Task instructions
Give the listing again in full, exactly as written.

Stored rows

==*==

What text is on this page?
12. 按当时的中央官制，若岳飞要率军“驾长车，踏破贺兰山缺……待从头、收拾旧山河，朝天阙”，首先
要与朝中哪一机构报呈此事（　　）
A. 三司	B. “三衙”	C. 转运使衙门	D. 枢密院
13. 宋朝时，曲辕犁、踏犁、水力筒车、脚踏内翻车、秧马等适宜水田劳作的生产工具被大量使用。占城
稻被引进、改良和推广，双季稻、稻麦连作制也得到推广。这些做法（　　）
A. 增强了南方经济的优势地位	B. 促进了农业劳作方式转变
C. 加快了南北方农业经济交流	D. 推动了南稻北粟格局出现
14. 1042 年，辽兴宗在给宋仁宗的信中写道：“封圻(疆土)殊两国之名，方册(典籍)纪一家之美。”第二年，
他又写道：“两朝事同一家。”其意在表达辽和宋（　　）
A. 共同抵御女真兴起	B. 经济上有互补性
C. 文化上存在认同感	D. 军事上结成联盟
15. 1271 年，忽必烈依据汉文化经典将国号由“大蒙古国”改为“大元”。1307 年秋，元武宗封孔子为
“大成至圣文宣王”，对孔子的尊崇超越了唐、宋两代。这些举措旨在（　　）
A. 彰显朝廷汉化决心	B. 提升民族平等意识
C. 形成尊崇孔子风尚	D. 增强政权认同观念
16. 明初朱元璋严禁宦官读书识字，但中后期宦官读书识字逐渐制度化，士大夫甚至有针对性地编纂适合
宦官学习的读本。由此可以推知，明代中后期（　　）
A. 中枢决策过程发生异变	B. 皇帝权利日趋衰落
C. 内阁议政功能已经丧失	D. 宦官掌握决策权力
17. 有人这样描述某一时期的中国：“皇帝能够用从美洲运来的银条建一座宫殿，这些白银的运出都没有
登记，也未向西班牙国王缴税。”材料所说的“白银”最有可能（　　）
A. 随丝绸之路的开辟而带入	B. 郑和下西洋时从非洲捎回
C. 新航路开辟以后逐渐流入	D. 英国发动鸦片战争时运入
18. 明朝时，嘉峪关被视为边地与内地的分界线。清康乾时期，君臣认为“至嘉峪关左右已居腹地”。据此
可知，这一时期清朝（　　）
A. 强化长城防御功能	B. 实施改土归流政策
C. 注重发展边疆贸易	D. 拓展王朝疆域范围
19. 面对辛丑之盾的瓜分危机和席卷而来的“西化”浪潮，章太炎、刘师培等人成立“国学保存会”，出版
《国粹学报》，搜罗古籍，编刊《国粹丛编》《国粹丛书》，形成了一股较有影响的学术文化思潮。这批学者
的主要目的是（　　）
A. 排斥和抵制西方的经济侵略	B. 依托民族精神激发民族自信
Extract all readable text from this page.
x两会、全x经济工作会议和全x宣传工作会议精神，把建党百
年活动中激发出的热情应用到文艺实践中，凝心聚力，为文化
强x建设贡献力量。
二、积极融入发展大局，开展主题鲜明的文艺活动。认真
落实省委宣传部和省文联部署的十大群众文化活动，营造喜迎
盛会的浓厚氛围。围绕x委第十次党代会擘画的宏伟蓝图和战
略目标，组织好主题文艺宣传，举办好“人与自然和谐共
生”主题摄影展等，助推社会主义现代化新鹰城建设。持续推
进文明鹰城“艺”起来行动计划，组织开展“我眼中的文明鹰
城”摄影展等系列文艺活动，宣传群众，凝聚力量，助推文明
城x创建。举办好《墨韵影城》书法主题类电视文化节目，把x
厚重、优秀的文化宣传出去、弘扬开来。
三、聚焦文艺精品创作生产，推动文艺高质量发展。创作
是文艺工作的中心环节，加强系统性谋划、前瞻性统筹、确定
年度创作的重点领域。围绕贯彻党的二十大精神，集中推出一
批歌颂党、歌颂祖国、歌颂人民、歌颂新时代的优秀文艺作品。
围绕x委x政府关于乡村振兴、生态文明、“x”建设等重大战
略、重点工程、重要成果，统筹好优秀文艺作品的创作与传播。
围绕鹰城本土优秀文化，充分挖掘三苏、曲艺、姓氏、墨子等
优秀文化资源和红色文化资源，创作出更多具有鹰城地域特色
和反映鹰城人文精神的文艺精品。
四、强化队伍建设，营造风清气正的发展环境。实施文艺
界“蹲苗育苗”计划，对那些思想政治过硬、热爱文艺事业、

==*==

Exercise output
What text is on this page?
12. 按当时的中央官制，若岳飞要率军“驾长车，踏破贺兰山缺……待从头、收拾旧山河，朝天阙”，首先
要与朝中哪一机构报呈此事（　　）
A. 三司	B. “三衙”	C. 转运使衙门	D. 枢密院
13. 宋朝时，曲辕犁、踏犁、水力筒车、脚踏内翻车、秧马等适宜水田劳作的生产工具被大量使用。占城
稻被引进、改良和推广，双季稻、稻麦连作制也得到推广。这些做法（　　）
A. 增强了南方经济的优势地位	B. 促进了农业劳作方式转变
C. 加快了南北方农业经济交流	D. 推动了南稻北粟格局出现
14. 1042 年，辽兴宗在给宋仁宗的信中写道：“封圻(疆土)殊两国之名，方册(典籍)纪一家之美。”第二年，
他又写道：“两朝事同一家。”其意在表达辽和宋（　　）
A. 共同抵御女真兴起	B. 经济上有互补性
C. 文化上存在认同感	D. 军事上结成联盟
15. 1271 年，忽必烈依据汉文化经典将国号由“大蒙古国”改为“大元”。1307 年秋，元武宗封孔子为
“大成至圣文宣王”，对孔子的尊崇超越了唐、宋两代。这些举措旨在（　　）
A. 彰显朝廷汉化决心	B. 提升民族平等意识
C. 形成尊崇孔子风尚	D. 增强政权认同观念
16. 明初朱元璋严禁宦官读书识字，但中后期宦官读书识字逐渐制度化，士大夫甚至有针对性地编纂适合
宦官学习的读本。由此可以推知，明代中后期（　　）
A. 中枢决策过程发生异变	B. 皇帝权利日趋衰落
C. 内阁议政功能已经丧失	D. 宦官掌握决策权力
17. 有人这样描述某一时期的中国：“皇帝能够用从美洲运来的银条建一座宫殿，这些白银的运出都没有
登记，也未向西班牙国王缴税。”材料所说的“白银”最有可能（　　）
A. 随丝绸之路的开辟而带入	B. 郑和下西洋时从非洲捎回
C. 新航路开辟以后逐渐流入	D. 英国发动鸦片战争时运入
18. 明朝时，嘉峪关被视为边地与内地的分界线。清康乾时期，君臣认为“至嘉峪关左右已居腹地”。据此
可知，这一时期清朝（　　）
A. 强化长城防御功能	B. 实施改土归流政策
C. 注重发展边疆贸易	D. 拓展王朝疆域范围
19. 面对辛丑之盾的瓜分危机和席卷而来的“西化”浪潮，章太炎、刘师培等人成立“国学保存会”，出版
《国粹学报》，搜罗古籍，编刊《国粹丛编》《国粹丛书》，形成了一股较有影响的学术文化思潮。这批学者
的主要目的是（　　）
A. 排斥和抵制西方的经济侵略	B. 依托民族精神激发民族自信
Extract all readable text from this page.
x两会、全x经济工作会议和全x宣传工作会议精神，把建党百
年活动中激发出的热情应用到文艺实践中，凝心聚力，为文化
强x建设贡献力量。
二、积极融入发展大局，开展主题鲜明的文艺活动。认真
落实省委宣传部和省文联部署的十大群众文化活动，营造喜迎
盛会的浓厚氛围。围绕x委第十次党代会擘画的宏伟蓝图和战
略目标，组织好主题文艺宣传，举办好“人与自然和谐共
生”主题摄影展等，助推社会主义现代化新鹰城建设。持续推
进文明鹰城“艺”起来行动计划，组织开展“我眼中的文明鹰
城”摄影展等系列文艺活动，宣传群众，凝聚力量，助推文明
城x创建。举办好《墨韵影城》书法主题类电视文化节目，把x
厚重、优秀的文化宣传出去、弘扬开来。
三、聚焦文艺精品创作生产，推动文艺高质量发展。创作
是文艺工作的中心环节，加强系统性谋划、前瞻性统筹、确定
年度创作的重点领域。围绕贯彻党的二十大精神，集中推出一
批歌颂党、歌颂祖国、歌颂人民、歌颂新时代的优秀文艺作品。
围绕x委x政府关于乡村振兴、生态文明、“x”建设等重大战
略、重点工程、重要成果，统筹好优秀文艺作品的创作与传播。
围绕鹰城本土优秀文化，充分挖掘三苏、曲艺、姓氏、墨子等
优秀文化资源和红色文化资源，创作出更多具有鹰城地域特色
和反映鹰城人文精神的文艺精品。
四、强化队伍建设，营造风清气正的发展环境。实施文艺
界“蹲苗育苗”计划，对那些思想政治过硬、热爱文艺事业、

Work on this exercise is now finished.